- [What you are asked to do]
Show each line from the listing that includes the word "RATE".

- [Records to use]
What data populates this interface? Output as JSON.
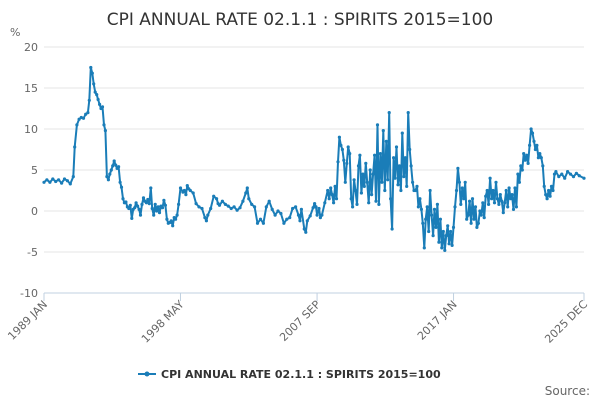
{
  "colors": {
    "series": "#1a7db8",
    "grid": "#e6e6e6",
    "axis": "#c0d0e0"
  },
  "chart_data": {
    "type": "line",
    "title": "CPI ANNUAL RATE 02.1.1 : SPIRITS 2015=100",
    "ylabel": "%",
    "xlabel": "",
    "ylim": [
      -10,
      20
    ],
    "yticks": [
      -10,
      -5,
      0,
      5,
      10,
      15,
      20
    ],
    "xlim": [
      1989.0,
      2025.92
    ],
    "xticks": [
      {
        "label": "1989 JAN",
        "value": 1989.0
      },
      {
        "label": "1998 MAY",
        "value": 1998.33
      },
      {
        "label": "2007 SEP",
        "value": 2007.67
      },
      {
        "label": "2017 JAN",
        "value": 2017.0
      },
      {
        "label": "2025 DEC",
        "value": 2025.92
      }
    ],
    "legend": "bottom-center",
    "grid": true,
    "series": [
      {
        "name": "CPI ANNUAL RATE 02.1.1 : SPIRITS 2015=100",
        "points": [
          [
            1989.0,
            3.5
          ],
          [
            1989.2,
            3.8
          ],
          [
            1989.4,
            3.5
          ],
          [
            1989.6,
            3.9
          ],
          [
            1989.8,
            3.6
          ],
          [
            1990.0,
            3.8
          ],
          [
            1990.2,
            3.4
          ],
          [
            1990.4,
            3.9
          ],
          [
            1990.6,
            3.7
          ],
          [
            1990.8,
            3.3
          ],
          [
            1991.0,
            4.2
          ],
          [
            1991.1,
            7.8
          ],
          [
            1991.25,
            10.5
          ],
          [
            1991.4,
            11.2
          ],
          [
            1991.55,
            11.4
          ],
          [
            1991.7,
            11.3
          ],
          [
            1991.85,
            11.8
          ],
          [
            1992.0,
            12.0
          ],
          [
            1992.1,
            13.5
          ],
          [
            1992.2,
            17.5
          ],
          [
            1992.3,
            16.8
          ],
          [
            1992.4,
            15.5
          ],
          [
            1992.5,
            14.5
          ],
          [
            1992.6,
            14.2
          ],
          [
            1992.7,
            13.6
          ],
          [
            1992.8,
            13.0
          ],
          [
            1992.9,
            12.5
          ],
          [
            1993.0,
            12.7
          ],
          [
            1993.1,
            10.5
          ],
          [
            1993.2,
            9.8
          ],
          [
            1993.3,
            4.2
          ],
          [
            1993.4,
            3.8
          ],
          [
            1993.5,
            4.5
          ],
          [
            1993.6,
            5.0
          ],
          [
            1993.7,
            5.5
          ],
          [
            1993.8,
            6.1
          ],
          [
            1993.9,
            5.6
          ],
          [
            1994.0,
            5.2
          ],
          [
            1994.1,
            5.4
          ],
          [
            1994.2,
            3.5
          ],
          [
            1994.3,
            2.9
          ],
          [
            1994.4,
            1.5
          ],
          [
            1994.5,
            1.0
          ],
          [
            1994.6,
            1.1
          ],
          [
            1994.7,
            0.5
          ],
          [
            1994.8,
            0.3
          ],
          [
            1994.9,
            0.7
          ],
          [
            1995.0,
            -0.9
          ],
          [
            1995.1,
            0.2
          ],
          [
            1995.2,
            0.4
          ],
          [
            1995.3,
            1.0
          ],
          [
            1995.4,
            0.6
          ],
          [
            1995.5,
            0.2
          ],
          [
            1995.6,
            -0.5
          ],
          [
            1995.7,
            0.8
          ],
          [
            1995.8,
            1.6
          ],
          [
            1995.9,
            1.2
          ],
          [
            1996.0,
            1.0
          ],
          [
            1996.1,
            1.4
          ],
          [
            1996.2,
            0.9
          ],
          [
            1996.3,
            2.8
          ],
          [
            1996.4,
            0.3
          ],
          [
            1996.5,
            -0.5
          ],
          [
            1996.6,
            0.8
          ],
          [
            1996.7,
            0.0
          ],
          [
            1996.8,
            0.5
          ],
          [
            1996.9,
            -0.2
          ],
          [
            1997.0,
            0.6
          ],
          [
            1997.1,
            0.4
          ],
          [
            1997.2,
            1.3
          ],
          [
            1997.3,
            0.7
          ],
          [
            1997.4,
            -1.0
          ],
          [
            1997.5,
            -1.5
          ],
          [
            1997.6,
            -1.4
          ],
          [
            1997.7,
            -1.2
          ],
          [
            1997.8,
            -1.8
          ],
          [
            1997.9,
            -0.8
          ],
          [
            1998.0,
            -1.0
          ],
          [
            1998.1,
            -0.5
          ],
          [
            1998.2,
            0.8
          ],
          [
            1998.33,
            2.8
          ],
          [
            1998.5,
            2.3
          ],
          [
            1998.6,
            2.5
          ],
          [
            1998.7,
            2.0
          ],
          [
            1998.8,
            3.1
          ],
          [
            1998.9,
            2.7
          ],
          [
            1999.0,
            2.5
          ],
          [
            1999.2,
            2.2
          ],
          [
            1999.4,
            0.9
          ],
          [
            1999.6,
            0.5
          ],
          [
            1999.8,
            0.3
          ],
          [
            2000.0,
            -0.8
          ],
          [
            2000.1,
            -1.2
          ],
          [
            2000.2,
            -0.5
          ],
          [
            2000.4,
            0.3
          ],
          [
            2000.6,
            1.8
          ],
          [
            2000.8,
            1.5
          ],
          [
            2000.9,
            0.9
          ],
          [
            2001.0,
            0.7
          ],
          [
            2001.2,
            1.2
          ],
          [
            2001.4,
            0.8
          ],
          [
            2001.6,
            0.6
          ],
          [
            2001.8,
            0.3
          ],
          [
            2002.0,
            0.5
          ],
          [
            2002.2,
            0.1
          ],
          [
            2002.4,
            0.4
          ],
          [
            2002.6,
            1.2
          ],
          [
            2002.8,
            2.2
          ],
          [
            2002.9,
            2.8
          ],
          [
            2003.0,
            1.5
          ],
          [
            2003.2,
            0.8
          ],
          [
            2003.4,
            0.5
          ],
          [
            2003.6,
            -1.5
          ],
          [
            2003.8,
            -1.0
          ],
          [
            2004.0,
            -1.5
          ],
          [
            2004.2,
            0.5
          ],
          [
            2004.4,
            1.2
          ],
          [
            2004.6,
            0.2
          ],
          [
            2004.8,
            -0.5
          ],
          [
            2005.0,
            0.0
          ],
          [
            2005.2,
            -0.3
          ],
          [
            2005.4,
            -1.5
          ],
          [
            2005.6,
            -1.0
          ],
          [
            2005.8,
            -0.8
          ],
          [
            2006.0,
            0.3
          ],
          [
            2006.2,
            0.5
          ],
          [
            2006.4,
            -0.5
          ],
          [
            2006.5,
            -1.2
          ],
          [
            2006.6,
            0.2
          ],
          [
            2006.8,
            -2.2
          ],
          [
            2006.9,
            -2.6
          ],
          [
            2007.0,
            -1.2
          ],
          [
            2007.2,
            -0.6
          ],
          [
            2007.4,
            0.4
          ],
          [
            2007.5,
            0.9
          ],
          [
            2007.6,
            0.5
          ],
          [
            2007.67,
            -0.5
          ],
          [
            2007.8,
            0.3
          ],
          [
            2007.9,
            -0.8
          ],
          [
            2008.0,
            -0.5
          ],
          [
            2008.2,
            1.0
          ],
          [
            2008.4,
            2.5
          ],
          [
            2008.5,
            1.5
          ],
          [
            2008.6,
            2.8
          ],
          [
            2008.7,
            2.0
          ],
          [
            2008.8,
            1.0
          ],
          [
            2008.9,
            3.0
          ],
          [
            2009.0,
            1.5
          ],
          [
            2009.1,
            6.0
          ],
          [
            2009.2,
            9.0
          ],
          [
            2009.3,
            8.0
          ],
          [
            2009.4,
            7.5
          ],
          [
            2009.5,
            6.2
          ],
          [
            2009.6,
            3.5
          ],
          [
            2009.7,
            5.8
          ],
          [
            2009.8,
            7.8
          ],
          [
            2009.9,
            7.0
          ],
          [
            2010.0,
            1.5
          ],
          [
            2010.1,
            0.5
          ],
          [
            2010.2,
            3.8
          ],
          [
            2010.3,
            2.5
          ],
          [
            2010.4,
            0.8
          ],
          [
            2010.5,
            5.5
          ],
          [
            2010.6,
            6.8
          ],
          [
            2010.7,
            2.2
          ],
          [
            2010.8,
            4.5
          ],
          [
            2010.9,
            3.0
          ],
          [
            2011.0,
            5.8
          ],
          [
            2011.1,
            3.5
          ],
          [
            2011.2,
            1.0
          ],
          [
            2011.3,
            5.0
          ],
          [
            2011.4,
            2.0
          ],
          [
            2011.5,
            4.5
          ],
          [
            2011.6,
            6.8
          ],
          [
            2011.7,
            1.2
          ],
          [
            2011.8,
            10.5
          ],
          [
            2011.9,
            0.8
          ],
          [
            2012.0,
            7.0
          ],
          [
            2012.1,
            3.5
          ],
          [
            2012.2,
            9.8
          ],
          [
            2012.3,
            2.5
          ],
          [
            2012.4,
            8.5
          ],
          [
            2012.5,
            3.8
          ],
          [
            2012.6,
            12.0
          ],
          [
            2012.7,
            1.5
          ],
          [
            2012.8,
            -2.2
          ],
          [
            2012.9,
            6.5
          ],
          [
            2013.0,
            4.0
          ],
          [
            2013.1,
            7.8
          ],
          [
            2013.2,
            3.2
          ],
          [
            2013.3,
            5.5
          ],
          [
            2013.4,
            2.5
          ],
          [
            2013.5,
            9.5
          ],
          [
            2013.6,
            4.2
          ],
          [
            2013.7,
            6.5
          ],
          [
            2013.8,
            3.0
          ],
          [
            2013.9,
            12.0
          ],
          [
            2014.0,
            7.5
          ],
          [
            2014.1,
            5.5
          ],
          [
            2014.2,
            3.5
          ],
          [
            2014.3,
            2.5
          ],
          [
            2014.4,
            2.5
          ],
          [
            2014.5,
            3.0
          ],
          [
            2014.6,
            0.5
          ],
          [
            2014.7,
            1.5
          ],
          [
            2014.8,
            0.2
          ],
          [
            2014.9,
            -1.5
          ],
          [
            2015.0,
            -4.5
          ],
          [
            2015.1,
            -1.0
          ],
          [
            2015.2,
            0.5
          ],
          [
            2015.3,
            -2.5
          ],
          [
            2015.4,
            2.5
          ],
          [
            2015.5,
            -0.5
          ],
          [
            2015.6,
            -3.0
          ],
          [
            2015.7,
            0.2
          ],
          [
            2015.8,
            -2.0
          ],
          [
            2015.9,
            0.8
          ],
          [
            2016.0,
            -3.8
          ],
          [
            2016.1,
            -1.0
          ],
          [
            2016.2,
            -4.5
          ],
          [
            2016.3,
            -2.5
          ],
          [
            2016.4,
            -4.8
          ],
          [
            2016.5,
            -3.0
          ],
          [
            2016.6,
            -1.8
          ],
          [
            2016.7,
            -4.0
          ],
          [
            2016.8,
            -2.5
          ],
          [
            2016.9,
            -4.2
          ],
          [
            2017.0,
            -2.0
          ],
          [
            2017.1,
            0.5
          ],
          [
            2017.2,
            2.5
          ],
          [
            2017.3,
            5.2
          ],
          [
            2017.4,
            3.5
          ],
          [
            2017.5,
            0.8
          ],
          [
            2017.6,
            2.8
          ],
          [
            2017.7,
            1.5
          ],
          [
            2017.8,
            3.5
          ],
          [
            2017.9,
            -1.0
          ],
          [
            2018.0,
            -0.5
          ],
          [
            2018.1,
            1.2
          ],
          [
            2018.2,
            -1.5
          ],
          [
            2018.3,
            1.5
          ],
          [
            2018.4,
            -1.0
          ],
          [
            2018.5,
            0.5
          ],
          [
            2018.6,
            -2.0
          ],
          [
            2018.7,
            -1.5
          ],
          [
            2018.8,
            0.0
          ],
          [
            2018.9,
            -0.5
          ],
          [
            2019.0,
            1.0
          ],
          [
            2019.1,
            -0.8
          ],
          [
            2019.2,
            1.8
          ],
          [
            2019.3,
            2.5
          ],
          [
            2019.4,
            0.8
          ],
          [
            2019.5,
            4.0
          ],
          [
            2019.6,
            1.5
          ],
          [
            2019.7,
            2.5
          ],
          [
            2019.8,
            1.0
          ],
          [
            2019.9,
            3.5
          ],
          [
            2020.0,
            1.5
          ],
          [
            2020.1,
            0.8
          ],
          [
            2020.2,
            2.0
          ],
          [
            2020.3,
            1.2
          ],
          [
            2020.4,
            -0.2
          ],
          [
            2020.5,
            1.0
          ],
          [
            2020.6,
            2.5
          ],
          [
            2020.7,
            0.5
          ],
          [
            2020.8,
            2.8
          ],
          [
            2020.9,
            1.5
          ],
          [
            2021.0,
            2.0
          ],
          [
            2021.1,
            0.2
          ],
          [
            2021.2,
            2.8
          ],
          [
            2021.3,
            0.5
          ],
          [
            2021.4,
            4.5
          ],
          [
            2021.5,
            3.5
          ],
          [
            2021.6,
            5.5
          ],
          [
            2021.7,
            5.0
          ],
          [
            2021.8,
            7.0
          ],
          [
            2021.9,
            6.2
          ],
          [
            2022.0,
            6.8
          ],
          [
            2022.1,
            5.8
          ],
          [
            2022.2,
            8.0
          ],
          [
            2022.3,
            10.0
          ],
          [
            2022.4,
            9.5
          ],
          [
            2022.5,
            8.5
          ],
          [
            2022.6,
            7.5
          ],
          [
            2022.7,
            8.0
          ],
          [
            2022.8,
            6.5
          ],
          [
            2022.9,
            7.0
          ],
          [
            2023.0,
            6.5
          ],
          [
            2023.1,
            5.5
          ],
          [
            2023.2,
            3.0
          ],
          [
            2023.3,
            2.0
          ],
          [
            2023.4,
            1.5
          ],
          [
            2023.5,
            2.5
          ],
          [
            2023.6,
            1.8
          ],
          [
            2023.7,
            3.0
          ],
          [
            2023.8,
            2.5
          ],
          [
            2023.9,
            4.5
          ],
          [
            2024.0,
            4.8
          ],
          [
            2024.2,
            4.2
          ],
          [
            2024.4,
            4.5
          ],
          [
            2024.6,
            4.0
          ],
          [
            2024.8,
            4.8
          ],
          [
            2025.0,
            4.5
          ],
          [
            2025.2,
            4.2
          ],
          [
            2025.4,
            4.6
          ],
          [
            2025.6,
            4.3
          ],
          [
            2025.92,
            4.0
          ]
        ]
      }
    ]
  },
  "source_label": "Source:"
}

- [Answer to this problem]
    "title": "CPI ANNUAL RATE 02.1.1 : SPIRITS 2015=100",
        "name": "CPI ANNUAL RATE 02.1.1 : SPIRITS 2015=100",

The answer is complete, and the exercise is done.